_Excerpt from a dataset_

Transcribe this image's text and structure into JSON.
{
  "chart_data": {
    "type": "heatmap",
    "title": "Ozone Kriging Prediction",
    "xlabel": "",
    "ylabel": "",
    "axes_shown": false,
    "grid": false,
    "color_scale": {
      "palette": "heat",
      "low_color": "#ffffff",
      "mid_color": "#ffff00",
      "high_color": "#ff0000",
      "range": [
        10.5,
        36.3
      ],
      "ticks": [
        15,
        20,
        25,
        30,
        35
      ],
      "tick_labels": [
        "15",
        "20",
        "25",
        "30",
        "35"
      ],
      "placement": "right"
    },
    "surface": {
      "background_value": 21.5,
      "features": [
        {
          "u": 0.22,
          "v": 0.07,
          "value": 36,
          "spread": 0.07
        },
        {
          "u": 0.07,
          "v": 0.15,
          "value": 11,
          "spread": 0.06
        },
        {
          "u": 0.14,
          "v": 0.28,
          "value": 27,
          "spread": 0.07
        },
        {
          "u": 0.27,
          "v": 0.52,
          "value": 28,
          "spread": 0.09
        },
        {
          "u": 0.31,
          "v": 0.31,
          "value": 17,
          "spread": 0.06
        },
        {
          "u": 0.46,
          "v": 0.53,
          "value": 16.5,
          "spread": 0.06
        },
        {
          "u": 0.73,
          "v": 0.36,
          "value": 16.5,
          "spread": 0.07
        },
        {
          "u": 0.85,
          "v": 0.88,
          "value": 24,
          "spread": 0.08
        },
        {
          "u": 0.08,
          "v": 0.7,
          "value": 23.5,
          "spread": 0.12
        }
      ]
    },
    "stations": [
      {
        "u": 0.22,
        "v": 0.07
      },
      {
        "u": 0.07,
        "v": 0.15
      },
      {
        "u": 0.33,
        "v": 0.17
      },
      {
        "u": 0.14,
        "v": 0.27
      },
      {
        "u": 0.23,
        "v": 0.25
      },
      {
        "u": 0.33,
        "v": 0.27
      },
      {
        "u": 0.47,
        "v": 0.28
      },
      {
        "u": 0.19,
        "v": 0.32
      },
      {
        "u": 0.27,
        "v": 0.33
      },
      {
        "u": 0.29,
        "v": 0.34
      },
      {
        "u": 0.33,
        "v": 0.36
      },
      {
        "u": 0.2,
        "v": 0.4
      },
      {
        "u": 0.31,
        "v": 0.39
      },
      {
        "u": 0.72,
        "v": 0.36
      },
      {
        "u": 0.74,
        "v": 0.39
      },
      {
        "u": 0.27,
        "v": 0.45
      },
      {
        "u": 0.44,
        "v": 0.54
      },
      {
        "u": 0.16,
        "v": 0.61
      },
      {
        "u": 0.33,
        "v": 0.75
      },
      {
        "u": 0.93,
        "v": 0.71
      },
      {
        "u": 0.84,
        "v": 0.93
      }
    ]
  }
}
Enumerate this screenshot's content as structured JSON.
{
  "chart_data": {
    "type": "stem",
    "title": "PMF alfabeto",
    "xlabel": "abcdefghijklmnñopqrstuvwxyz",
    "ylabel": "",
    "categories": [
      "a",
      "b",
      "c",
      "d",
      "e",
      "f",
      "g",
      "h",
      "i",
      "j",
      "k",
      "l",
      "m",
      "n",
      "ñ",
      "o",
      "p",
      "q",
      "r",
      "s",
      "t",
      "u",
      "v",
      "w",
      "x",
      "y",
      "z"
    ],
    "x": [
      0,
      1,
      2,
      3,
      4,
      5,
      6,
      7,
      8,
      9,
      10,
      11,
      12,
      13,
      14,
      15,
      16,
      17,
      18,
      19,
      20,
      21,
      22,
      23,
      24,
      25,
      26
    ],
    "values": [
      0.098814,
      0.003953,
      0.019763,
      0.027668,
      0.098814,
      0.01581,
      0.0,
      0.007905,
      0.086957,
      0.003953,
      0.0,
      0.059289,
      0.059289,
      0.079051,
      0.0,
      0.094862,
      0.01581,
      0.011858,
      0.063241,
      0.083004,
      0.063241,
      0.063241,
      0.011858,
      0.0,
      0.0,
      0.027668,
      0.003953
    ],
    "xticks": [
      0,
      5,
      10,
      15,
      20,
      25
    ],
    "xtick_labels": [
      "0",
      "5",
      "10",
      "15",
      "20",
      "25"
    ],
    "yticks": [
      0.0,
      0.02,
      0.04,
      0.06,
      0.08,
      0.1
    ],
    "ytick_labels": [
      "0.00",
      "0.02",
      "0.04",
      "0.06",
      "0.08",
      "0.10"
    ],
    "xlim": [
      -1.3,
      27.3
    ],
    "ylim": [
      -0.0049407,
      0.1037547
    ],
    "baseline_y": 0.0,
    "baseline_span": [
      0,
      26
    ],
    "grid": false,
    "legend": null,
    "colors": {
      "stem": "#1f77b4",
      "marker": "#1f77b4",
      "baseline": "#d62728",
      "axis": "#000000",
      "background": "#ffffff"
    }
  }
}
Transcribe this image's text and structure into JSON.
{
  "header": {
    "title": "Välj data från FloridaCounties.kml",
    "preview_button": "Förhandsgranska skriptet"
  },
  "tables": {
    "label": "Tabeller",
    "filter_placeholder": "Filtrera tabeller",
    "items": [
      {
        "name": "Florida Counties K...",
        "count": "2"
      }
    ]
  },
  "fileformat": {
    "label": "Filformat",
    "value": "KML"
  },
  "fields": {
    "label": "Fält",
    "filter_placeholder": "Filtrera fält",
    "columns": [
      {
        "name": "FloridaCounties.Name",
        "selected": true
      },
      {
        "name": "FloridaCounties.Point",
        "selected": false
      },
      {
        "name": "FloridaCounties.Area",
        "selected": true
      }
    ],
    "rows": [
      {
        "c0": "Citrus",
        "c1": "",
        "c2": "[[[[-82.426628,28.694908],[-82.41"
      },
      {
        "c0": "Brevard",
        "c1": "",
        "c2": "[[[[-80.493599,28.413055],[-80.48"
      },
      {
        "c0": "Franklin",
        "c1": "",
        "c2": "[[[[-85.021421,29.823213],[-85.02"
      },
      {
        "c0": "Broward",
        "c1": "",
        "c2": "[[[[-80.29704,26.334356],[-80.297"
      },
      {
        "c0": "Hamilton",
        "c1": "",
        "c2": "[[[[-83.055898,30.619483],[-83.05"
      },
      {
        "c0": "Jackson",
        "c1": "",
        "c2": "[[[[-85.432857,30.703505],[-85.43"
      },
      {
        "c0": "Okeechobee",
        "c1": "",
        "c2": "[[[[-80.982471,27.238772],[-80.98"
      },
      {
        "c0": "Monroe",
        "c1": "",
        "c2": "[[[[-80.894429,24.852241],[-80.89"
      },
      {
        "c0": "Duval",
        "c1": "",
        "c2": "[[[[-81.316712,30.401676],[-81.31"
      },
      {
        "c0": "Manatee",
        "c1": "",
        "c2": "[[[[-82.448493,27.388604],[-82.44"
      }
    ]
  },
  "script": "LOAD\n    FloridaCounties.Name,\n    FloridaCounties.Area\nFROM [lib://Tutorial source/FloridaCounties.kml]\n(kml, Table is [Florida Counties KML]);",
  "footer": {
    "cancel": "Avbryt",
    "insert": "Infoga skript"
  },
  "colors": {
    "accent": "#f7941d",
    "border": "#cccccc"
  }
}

_GOAL_
Count how many lines hold the string "title" and give that number alone.

_THE OUTPUT_
3